Aim of the task ▸ Go through the listing and pick out each line with the word "label" in it.

Stored dataset items
-----
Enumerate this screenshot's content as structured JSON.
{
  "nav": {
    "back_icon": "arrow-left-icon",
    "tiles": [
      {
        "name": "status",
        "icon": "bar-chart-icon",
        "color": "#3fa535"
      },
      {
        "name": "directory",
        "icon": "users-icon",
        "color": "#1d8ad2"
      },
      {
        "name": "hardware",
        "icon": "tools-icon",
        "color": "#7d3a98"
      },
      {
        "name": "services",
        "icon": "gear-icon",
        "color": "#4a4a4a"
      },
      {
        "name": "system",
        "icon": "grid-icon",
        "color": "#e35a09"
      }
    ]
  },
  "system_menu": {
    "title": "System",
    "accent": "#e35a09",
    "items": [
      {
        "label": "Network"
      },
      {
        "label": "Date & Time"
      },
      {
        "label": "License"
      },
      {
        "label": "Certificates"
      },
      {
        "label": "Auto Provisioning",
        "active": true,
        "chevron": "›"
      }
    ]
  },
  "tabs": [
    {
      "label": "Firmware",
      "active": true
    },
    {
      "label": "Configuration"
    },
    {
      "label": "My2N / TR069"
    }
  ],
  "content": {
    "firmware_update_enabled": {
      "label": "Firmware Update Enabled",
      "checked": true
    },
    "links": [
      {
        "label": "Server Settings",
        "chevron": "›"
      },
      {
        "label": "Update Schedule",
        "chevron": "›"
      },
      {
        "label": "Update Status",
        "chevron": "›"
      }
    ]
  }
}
-----
The completed task ▸
        "label": "Network"
        "label": "Date & Time"
        "label": "License"
        "label": "Certificates"
        "label": "Auto Provisioning",
      "label": "Firmware",
      "label": "Configuration"
      "label": "My2N / TR069"
      "label": "Firmware Update Enabled",
        "label": "Server Settings",
        "label": "Update Schedule",
        "label": "Update Status",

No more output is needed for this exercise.